Task instructions:
Restate all data exactly. No images.

Material to process:
--

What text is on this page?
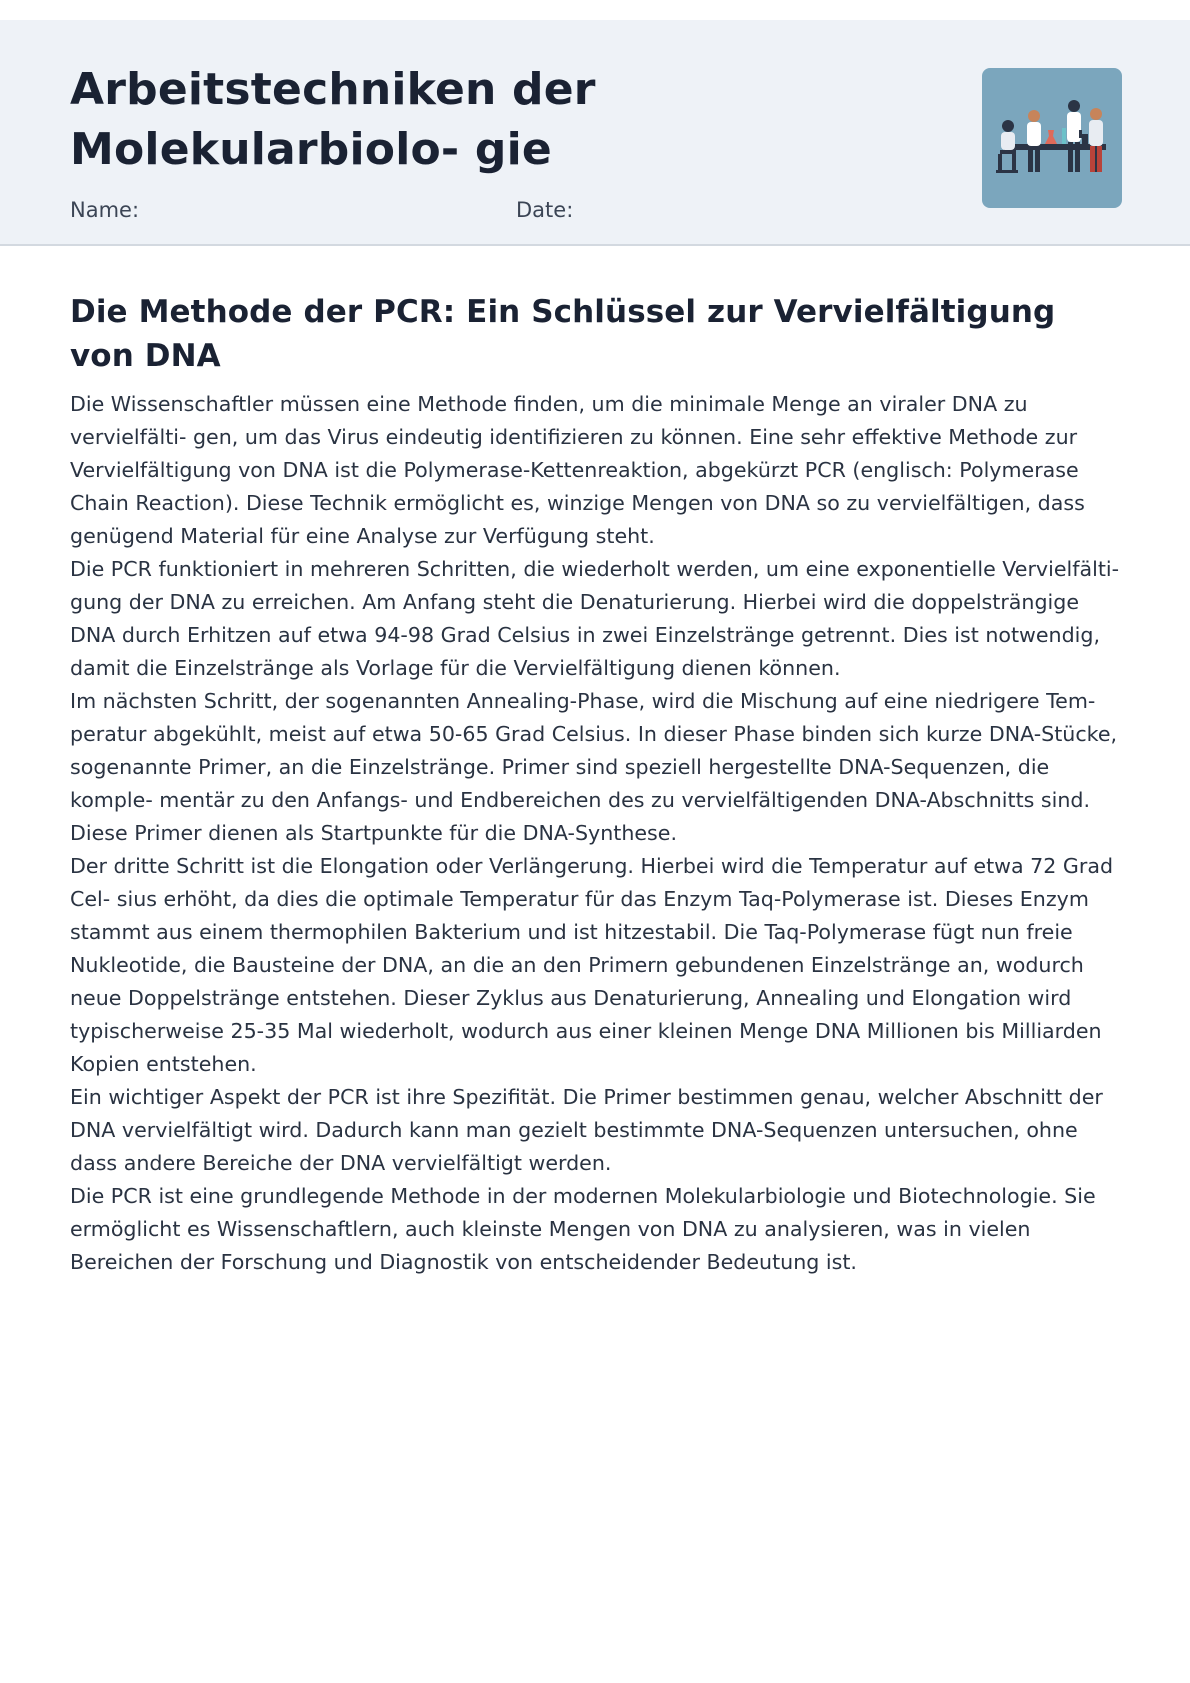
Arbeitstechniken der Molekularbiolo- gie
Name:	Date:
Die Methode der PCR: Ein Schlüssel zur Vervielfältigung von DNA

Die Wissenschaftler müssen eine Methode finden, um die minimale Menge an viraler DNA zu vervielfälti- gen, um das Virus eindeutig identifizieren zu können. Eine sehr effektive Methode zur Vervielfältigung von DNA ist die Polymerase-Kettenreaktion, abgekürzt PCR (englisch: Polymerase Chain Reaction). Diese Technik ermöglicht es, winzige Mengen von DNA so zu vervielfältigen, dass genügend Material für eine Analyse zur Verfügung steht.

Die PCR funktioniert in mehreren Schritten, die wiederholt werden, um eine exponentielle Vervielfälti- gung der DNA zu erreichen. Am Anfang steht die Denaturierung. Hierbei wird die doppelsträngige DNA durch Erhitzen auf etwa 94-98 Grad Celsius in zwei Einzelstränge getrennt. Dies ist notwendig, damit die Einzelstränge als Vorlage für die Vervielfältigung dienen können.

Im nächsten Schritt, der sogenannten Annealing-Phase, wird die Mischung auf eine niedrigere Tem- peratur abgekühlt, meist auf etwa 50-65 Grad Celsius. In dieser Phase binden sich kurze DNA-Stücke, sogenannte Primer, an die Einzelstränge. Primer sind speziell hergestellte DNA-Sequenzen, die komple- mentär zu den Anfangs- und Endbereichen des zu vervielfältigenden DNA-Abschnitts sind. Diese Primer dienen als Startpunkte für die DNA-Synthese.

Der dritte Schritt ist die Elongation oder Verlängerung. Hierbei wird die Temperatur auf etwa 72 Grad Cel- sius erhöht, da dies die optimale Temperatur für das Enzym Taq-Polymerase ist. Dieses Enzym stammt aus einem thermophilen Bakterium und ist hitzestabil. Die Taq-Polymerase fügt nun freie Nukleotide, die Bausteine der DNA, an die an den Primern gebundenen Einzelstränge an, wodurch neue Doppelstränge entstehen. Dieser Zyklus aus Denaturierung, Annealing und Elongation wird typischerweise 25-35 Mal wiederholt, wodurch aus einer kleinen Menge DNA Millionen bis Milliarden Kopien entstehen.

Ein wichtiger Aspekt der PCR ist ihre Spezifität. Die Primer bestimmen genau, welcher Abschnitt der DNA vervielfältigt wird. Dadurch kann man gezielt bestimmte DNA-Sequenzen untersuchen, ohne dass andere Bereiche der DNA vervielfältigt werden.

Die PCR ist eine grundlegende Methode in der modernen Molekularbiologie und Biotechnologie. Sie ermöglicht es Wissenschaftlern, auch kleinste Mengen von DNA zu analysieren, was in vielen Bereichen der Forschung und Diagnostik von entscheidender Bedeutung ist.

--

Result of this exercise:
What text is on this page?
Arbeitstechniken der Molekularbiolo- gie
Name:	Date:
Die Methode der PCR: Ein Schlüssel zur Vervielfältigung von DNA

Die Wissenschaftler müssen eine Methode finden, um die minimale Menge an viraler DNA zu vervielfälti- gen, um das Virus eindeutig identifizieren zu können. Eine sehr effektive Methode zur Vervielfältigung von DNA ist die Polymerase-Kettenreaktion, abgekürzt PCR (englisch: Polymerase Chain Reaction). Diese Technik ermöglicht es, winzige Mengen von DNA so zu vervielfältigen, dass genügend Material für eine Analyse zur Verfügung steht.

Die PCR funktioniert in mehreren Schritten, die wiederholt werden, um eine exponentielle Vervielfälti- gung der DNA zu erreichen. Am Anfang steht die Denaturierung. Hierbei wird die doppelsträngige DNA durch Erhitzen auf etwa 94-98 Grad Celsius in zwei Einzelstränge getrennt. Dies ist notwendig, damit die Einzelstränge als Vorlage für die Vervielfältigung dienen können.

Im nächsten Schritt, der sogenannten Annealing-Phase, wird die Mischung auf eine niedrigere Tem- peratur abgekühlt, meist auf etwa 50-65 Grad Celsius. In dieser Phase binden sich kurze DNA-Stücke, sogenannte Primer, an die Einzelstränge. Primer sind speziell hergestellte DNA-Sequenzen, die komple- mentär zu den Anfangs- und Endbereichen des zu vervielfältigenden DNA-Abschnitts sind. Diese Primer dienen als Startpunkte für die DNA-Synthese.

Der dritte Schritt ist die Elongation oder Verlängerung. Hierbei wird die Temperatur auf etwa 72 Grad Cel- sius erhöht, da dies die optimale Temperatur für das Enzym Taq-Polymerase ist. Dieses Enzym stammt aus einem thermophilen Bakterium und ist hitzestabil. Die Taq-Polymerase fügt nun freie Nukleotide, die Bausteine der DNA, an die an den Primern gebundenen Einzelstränge an, wodurch neue Doppelstränge entstehen. Dieser Zyklus aus Denaturierung, Annealing und Elongation wird typischerweise 25-35 Mal wiederholt, wodurch aus einer kleinen Menge DNA Millionen bis Milliarden Kopien entstehen.

Ein wichtiger Aspekt der PCR ist ihre Spezifität. Die Primer bestimmen genau, welcher Abschnitt der DNA vervielfältigt wird. Dadurch kann man gezielt bestimmte DNA-Sequenzen untersuchen, ohne dass andere Bereiche der DNA vervielfältigt werden.

Die PCR ist eine grundlegende Methode in der modernen Molekularbiologie und Biotechnologie. Sie ermöglicht es Wissenschaftlern, auch kleinste Mengen von DNA zu analysieren, was in vielen Bereichen der Forschung und Diagnostik von entscheidender Bedeutung ist.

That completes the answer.